_MATERIAL SHOWN_:
________________
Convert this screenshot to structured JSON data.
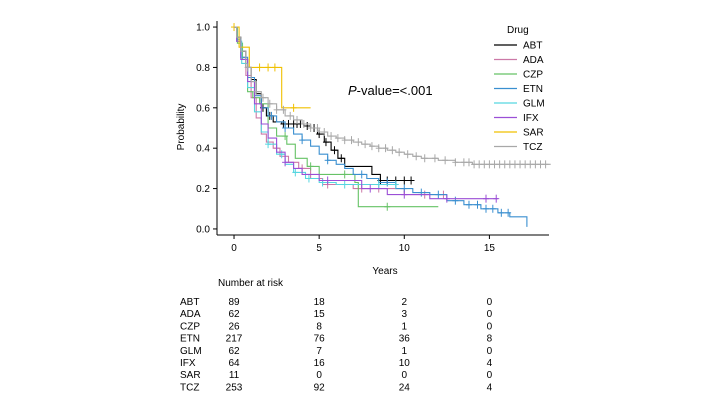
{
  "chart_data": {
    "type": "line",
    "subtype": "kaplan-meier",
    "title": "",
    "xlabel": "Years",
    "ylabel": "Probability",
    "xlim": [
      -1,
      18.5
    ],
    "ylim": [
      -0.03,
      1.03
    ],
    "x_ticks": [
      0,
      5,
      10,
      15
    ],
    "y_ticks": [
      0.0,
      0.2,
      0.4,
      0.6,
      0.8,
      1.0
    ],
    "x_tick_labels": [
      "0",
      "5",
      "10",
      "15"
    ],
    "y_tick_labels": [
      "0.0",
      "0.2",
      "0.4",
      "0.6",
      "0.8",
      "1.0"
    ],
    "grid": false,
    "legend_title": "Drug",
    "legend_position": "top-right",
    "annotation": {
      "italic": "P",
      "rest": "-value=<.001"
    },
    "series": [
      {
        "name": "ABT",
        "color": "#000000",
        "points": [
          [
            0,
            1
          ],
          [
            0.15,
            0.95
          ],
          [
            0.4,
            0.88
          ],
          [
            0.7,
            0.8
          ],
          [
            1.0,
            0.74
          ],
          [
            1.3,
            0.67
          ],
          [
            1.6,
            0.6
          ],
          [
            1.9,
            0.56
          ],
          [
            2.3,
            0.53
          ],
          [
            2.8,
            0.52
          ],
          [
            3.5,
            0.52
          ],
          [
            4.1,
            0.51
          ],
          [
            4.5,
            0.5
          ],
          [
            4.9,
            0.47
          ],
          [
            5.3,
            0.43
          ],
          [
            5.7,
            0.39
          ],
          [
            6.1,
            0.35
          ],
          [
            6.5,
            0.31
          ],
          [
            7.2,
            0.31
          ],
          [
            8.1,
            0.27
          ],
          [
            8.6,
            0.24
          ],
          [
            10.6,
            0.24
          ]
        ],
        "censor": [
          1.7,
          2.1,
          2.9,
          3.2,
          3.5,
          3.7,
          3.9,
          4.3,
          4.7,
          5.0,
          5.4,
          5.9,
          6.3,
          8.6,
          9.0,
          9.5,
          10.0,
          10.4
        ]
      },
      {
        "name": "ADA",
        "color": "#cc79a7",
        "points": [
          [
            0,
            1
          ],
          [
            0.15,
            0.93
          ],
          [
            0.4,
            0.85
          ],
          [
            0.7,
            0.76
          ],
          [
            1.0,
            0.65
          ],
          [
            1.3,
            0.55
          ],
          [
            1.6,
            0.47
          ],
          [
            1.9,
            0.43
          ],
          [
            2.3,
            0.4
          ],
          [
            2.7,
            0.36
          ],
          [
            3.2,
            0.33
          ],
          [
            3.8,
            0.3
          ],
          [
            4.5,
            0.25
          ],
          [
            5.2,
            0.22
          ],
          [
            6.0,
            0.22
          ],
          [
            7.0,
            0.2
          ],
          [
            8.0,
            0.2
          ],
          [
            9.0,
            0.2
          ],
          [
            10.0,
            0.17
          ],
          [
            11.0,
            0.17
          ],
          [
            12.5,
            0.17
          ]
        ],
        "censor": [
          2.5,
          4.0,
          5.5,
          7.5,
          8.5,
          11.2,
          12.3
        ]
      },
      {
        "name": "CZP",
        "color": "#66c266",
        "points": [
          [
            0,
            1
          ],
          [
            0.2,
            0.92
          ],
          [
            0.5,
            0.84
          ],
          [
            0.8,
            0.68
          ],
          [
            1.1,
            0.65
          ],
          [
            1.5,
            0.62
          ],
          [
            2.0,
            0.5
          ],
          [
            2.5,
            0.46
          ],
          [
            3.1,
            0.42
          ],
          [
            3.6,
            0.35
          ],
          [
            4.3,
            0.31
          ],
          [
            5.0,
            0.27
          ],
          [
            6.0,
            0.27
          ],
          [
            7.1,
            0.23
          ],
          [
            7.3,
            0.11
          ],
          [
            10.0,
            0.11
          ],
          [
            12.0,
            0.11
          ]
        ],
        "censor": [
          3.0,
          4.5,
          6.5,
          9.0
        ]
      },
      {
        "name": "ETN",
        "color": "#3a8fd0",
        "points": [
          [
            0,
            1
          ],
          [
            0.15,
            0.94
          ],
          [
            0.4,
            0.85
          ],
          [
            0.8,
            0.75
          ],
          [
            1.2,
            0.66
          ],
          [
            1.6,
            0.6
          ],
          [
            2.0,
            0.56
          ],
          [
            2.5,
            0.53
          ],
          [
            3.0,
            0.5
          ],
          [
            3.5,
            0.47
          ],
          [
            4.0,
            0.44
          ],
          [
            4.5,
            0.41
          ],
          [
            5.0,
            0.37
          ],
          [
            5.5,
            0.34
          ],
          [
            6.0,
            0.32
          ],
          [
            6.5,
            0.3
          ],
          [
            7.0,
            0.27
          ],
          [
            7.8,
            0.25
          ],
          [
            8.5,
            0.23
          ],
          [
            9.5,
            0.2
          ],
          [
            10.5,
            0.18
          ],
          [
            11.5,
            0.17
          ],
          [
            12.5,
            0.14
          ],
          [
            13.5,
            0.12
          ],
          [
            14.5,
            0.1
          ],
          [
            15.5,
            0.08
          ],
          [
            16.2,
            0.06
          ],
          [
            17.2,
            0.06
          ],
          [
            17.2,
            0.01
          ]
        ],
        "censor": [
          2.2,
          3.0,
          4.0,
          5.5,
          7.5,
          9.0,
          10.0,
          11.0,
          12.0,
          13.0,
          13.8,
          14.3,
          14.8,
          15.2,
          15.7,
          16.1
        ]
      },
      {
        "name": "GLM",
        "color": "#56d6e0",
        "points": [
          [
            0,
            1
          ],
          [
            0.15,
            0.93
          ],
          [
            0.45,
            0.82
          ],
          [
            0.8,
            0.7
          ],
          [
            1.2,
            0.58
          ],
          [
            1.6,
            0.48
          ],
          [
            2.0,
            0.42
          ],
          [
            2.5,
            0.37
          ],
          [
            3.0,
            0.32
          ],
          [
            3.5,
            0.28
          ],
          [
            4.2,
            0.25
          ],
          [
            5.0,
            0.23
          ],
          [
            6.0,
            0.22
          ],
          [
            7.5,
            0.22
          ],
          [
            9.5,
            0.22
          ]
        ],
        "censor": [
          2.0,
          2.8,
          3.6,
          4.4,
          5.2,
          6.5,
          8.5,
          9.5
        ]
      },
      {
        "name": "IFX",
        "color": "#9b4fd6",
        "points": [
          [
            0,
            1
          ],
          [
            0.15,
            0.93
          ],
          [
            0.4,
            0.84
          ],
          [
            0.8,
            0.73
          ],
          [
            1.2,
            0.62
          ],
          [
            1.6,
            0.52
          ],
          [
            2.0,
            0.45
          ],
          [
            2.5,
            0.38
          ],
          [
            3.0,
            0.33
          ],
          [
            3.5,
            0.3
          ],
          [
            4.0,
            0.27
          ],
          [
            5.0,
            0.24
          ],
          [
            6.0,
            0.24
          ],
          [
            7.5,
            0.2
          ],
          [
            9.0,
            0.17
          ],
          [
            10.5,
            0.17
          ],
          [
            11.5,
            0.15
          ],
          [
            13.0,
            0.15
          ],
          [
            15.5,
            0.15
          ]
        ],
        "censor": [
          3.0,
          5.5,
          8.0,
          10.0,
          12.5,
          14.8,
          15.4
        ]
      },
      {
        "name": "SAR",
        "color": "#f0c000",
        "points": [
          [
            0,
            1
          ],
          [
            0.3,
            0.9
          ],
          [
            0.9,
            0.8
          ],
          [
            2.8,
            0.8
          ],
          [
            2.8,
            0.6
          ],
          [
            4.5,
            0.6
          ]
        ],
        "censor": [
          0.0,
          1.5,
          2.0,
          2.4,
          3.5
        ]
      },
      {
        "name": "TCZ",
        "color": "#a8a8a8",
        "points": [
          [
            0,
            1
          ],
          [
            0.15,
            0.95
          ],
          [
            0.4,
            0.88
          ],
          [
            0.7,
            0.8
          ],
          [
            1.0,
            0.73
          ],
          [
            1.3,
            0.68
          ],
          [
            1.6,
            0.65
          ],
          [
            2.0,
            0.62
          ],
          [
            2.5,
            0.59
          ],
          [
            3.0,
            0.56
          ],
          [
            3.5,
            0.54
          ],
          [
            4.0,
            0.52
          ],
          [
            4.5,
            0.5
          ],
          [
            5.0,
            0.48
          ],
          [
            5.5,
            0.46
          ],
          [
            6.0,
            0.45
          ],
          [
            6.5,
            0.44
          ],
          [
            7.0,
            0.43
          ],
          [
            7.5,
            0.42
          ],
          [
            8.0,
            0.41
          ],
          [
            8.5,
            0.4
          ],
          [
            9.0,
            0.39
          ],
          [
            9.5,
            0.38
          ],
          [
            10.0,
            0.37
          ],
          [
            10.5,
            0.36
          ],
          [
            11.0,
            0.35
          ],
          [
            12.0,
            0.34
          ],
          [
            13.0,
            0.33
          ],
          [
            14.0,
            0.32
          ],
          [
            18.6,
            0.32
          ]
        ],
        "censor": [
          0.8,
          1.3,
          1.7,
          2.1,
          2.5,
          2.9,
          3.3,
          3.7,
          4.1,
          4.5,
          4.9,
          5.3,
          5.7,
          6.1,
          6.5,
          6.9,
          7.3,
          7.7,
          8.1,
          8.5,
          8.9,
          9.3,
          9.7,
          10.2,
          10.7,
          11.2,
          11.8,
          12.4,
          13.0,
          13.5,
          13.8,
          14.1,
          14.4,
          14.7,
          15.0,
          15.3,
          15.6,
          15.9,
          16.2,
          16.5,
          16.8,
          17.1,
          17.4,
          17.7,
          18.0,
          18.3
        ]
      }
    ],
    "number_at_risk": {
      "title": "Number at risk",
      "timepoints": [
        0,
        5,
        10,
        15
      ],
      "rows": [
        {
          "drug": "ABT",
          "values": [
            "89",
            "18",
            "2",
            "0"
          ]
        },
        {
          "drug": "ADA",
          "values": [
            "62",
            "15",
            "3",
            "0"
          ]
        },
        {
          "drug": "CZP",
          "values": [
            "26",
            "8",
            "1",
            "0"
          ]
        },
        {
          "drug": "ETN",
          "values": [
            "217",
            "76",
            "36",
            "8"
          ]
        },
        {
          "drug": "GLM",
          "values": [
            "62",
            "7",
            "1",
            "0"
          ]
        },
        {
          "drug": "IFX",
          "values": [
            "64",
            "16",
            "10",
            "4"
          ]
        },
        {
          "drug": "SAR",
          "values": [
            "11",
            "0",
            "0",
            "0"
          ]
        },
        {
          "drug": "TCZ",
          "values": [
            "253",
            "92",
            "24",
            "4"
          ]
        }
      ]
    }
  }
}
________________
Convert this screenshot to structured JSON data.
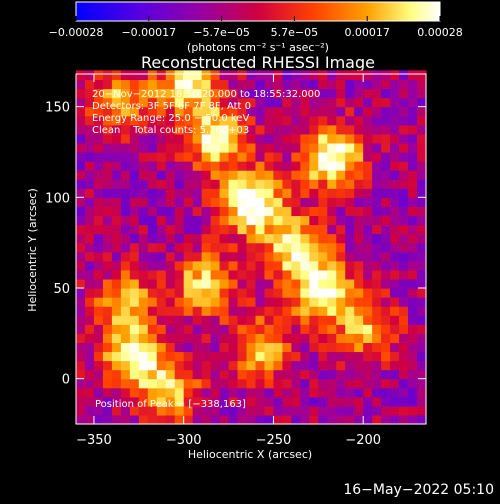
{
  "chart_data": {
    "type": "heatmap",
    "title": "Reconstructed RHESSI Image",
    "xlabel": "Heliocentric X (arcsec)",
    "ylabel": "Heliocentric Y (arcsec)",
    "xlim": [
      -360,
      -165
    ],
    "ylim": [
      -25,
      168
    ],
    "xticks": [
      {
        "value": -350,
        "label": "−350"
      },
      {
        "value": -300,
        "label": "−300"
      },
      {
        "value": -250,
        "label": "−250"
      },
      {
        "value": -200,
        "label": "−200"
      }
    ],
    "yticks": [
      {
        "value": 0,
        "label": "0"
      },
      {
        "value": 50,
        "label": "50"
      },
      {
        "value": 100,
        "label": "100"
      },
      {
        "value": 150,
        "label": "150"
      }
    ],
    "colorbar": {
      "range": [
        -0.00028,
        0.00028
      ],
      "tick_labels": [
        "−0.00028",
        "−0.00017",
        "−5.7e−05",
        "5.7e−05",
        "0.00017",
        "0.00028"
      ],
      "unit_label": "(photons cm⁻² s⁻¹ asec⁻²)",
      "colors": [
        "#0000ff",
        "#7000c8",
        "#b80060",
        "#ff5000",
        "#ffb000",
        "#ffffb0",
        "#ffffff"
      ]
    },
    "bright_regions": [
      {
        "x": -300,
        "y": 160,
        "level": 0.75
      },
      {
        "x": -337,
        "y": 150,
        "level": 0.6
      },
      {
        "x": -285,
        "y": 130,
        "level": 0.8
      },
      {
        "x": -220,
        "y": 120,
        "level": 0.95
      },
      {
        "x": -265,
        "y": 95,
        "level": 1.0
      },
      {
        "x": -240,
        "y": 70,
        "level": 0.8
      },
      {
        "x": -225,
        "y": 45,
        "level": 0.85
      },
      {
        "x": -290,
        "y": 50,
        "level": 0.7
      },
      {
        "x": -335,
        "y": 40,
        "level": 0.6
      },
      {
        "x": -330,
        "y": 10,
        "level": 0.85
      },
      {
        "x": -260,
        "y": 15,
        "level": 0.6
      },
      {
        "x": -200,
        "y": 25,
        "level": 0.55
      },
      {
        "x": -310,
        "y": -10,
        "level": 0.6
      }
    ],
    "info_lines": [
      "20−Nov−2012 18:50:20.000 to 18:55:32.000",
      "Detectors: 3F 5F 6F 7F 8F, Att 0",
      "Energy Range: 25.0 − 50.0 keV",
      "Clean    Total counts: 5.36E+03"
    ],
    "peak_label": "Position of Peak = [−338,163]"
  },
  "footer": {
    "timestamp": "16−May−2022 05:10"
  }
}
________________
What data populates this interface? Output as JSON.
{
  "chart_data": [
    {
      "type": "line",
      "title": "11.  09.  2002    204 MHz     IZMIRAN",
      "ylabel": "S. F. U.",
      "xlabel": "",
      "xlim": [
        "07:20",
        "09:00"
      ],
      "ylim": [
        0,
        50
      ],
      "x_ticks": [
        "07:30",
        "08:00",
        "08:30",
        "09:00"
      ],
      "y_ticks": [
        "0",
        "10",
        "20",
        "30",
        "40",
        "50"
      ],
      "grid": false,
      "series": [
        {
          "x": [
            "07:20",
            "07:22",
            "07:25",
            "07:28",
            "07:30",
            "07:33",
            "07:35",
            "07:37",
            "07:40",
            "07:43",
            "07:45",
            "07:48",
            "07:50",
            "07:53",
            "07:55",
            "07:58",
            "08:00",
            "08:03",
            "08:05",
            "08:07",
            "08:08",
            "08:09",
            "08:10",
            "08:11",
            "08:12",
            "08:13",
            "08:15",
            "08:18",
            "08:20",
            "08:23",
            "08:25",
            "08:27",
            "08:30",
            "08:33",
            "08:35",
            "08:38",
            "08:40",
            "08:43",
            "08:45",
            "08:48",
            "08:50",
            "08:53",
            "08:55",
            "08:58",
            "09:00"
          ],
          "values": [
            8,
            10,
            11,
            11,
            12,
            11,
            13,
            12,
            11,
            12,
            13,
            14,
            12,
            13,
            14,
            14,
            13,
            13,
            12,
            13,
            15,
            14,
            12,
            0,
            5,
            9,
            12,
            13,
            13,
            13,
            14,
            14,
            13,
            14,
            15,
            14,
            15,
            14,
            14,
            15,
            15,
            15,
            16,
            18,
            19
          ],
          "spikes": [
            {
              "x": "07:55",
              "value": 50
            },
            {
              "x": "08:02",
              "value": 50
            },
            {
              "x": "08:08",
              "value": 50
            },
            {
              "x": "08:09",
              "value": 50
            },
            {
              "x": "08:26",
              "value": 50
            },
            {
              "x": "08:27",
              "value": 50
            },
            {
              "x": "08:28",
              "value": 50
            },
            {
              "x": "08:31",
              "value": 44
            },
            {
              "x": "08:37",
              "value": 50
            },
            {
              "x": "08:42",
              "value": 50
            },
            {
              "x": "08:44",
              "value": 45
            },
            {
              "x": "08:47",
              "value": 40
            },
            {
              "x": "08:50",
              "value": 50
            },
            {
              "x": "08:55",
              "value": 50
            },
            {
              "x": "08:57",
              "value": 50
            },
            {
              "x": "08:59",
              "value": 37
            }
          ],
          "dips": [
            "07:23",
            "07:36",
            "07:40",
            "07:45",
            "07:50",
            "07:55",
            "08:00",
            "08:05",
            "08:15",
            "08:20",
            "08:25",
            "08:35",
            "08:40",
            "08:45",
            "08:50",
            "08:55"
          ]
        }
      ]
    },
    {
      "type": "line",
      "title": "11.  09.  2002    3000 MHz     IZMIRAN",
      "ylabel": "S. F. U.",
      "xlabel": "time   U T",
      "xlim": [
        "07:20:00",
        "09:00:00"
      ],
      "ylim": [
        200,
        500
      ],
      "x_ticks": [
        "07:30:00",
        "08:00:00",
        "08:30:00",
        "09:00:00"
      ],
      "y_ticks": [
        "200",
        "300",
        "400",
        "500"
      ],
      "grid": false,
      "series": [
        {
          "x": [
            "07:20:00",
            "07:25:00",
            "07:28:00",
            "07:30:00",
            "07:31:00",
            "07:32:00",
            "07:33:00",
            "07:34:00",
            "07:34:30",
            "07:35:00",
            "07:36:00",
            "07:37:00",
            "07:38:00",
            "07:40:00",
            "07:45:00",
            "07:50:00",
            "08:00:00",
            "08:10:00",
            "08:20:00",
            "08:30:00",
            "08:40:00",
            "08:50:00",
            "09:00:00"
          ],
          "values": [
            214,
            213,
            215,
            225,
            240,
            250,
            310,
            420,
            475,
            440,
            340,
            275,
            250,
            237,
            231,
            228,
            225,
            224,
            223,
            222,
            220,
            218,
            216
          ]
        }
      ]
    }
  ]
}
________________
_YOUR GOAL_: Among the records above, how many lines carry the string "ylabel"? Reply with the number alone.

_FULL RESPONSE_: 4